How many lines hold the string "Nitrogen"? Give only the number.

— BEGIN INPUT FOR THIS TASK —

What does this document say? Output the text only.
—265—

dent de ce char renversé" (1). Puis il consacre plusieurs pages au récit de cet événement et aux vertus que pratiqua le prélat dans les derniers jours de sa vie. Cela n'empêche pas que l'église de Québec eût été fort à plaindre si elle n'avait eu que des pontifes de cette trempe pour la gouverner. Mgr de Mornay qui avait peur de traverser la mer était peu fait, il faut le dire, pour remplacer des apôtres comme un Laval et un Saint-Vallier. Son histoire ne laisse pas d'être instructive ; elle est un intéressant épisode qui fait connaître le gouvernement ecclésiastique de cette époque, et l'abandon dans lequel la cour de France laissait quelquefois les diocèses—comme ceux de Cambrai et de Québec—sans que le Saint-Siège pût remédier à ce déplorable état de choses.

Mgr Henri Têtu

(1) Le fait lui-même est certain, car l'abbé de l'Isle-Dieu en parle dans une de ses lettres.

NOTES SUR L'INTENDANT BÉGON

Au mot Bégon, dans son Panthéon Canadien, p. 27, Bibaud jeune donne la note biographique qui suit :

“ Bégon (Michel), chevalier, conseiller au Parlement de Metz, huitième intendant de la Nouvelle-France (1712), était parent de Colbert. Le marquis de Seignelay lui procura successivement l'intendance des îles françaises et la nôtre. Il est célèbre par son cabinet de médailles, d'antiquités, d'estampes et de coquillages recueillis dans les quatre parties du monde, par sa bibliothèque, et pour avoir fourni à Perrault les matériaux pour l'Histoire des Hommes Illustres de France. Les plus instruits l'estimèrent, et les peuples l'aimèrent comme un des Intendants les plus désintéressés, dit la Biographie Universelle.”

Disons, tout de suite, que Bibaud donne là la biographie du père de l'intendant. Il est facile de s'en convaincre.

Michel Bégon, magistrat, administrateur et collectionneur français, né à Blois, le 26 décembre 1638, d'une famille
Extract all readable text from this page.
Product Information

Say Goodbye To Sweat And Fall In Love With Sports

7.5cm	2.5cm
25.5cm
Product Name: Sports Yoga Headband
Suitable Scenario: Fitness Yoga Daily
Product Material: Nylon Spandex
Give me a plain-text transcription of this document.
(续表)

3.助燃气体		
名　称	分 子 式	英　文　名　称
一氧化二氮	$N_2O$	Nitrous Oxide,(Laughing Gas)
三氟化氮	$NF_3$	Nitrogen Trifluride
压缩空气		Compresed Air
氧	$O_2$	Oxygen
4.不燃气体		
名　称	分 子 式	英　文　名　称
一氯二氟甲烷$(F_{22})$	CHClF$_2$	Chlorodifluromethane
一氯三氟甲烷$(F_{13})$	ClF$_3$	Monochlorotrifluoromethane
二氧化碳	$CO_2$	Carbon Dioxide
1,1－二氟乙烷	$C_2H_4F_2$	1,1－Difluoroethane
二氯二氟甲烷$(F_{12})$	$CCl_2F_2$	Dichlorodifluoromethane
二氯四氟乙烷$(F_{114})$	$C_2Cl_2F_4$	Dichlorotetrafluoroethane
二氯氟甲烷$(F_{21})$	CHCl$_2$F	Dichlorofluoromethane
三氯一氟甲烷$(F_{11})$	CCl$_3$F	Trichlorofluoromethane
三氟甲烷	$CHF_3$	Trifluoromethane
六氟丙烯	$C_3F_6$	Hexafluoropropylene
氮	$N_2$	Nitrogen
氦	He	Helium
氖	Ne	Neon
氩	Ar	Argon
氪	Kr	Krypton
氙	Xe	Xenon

— END INPUT FOR THIS TASK —

## TASK ANSWER
2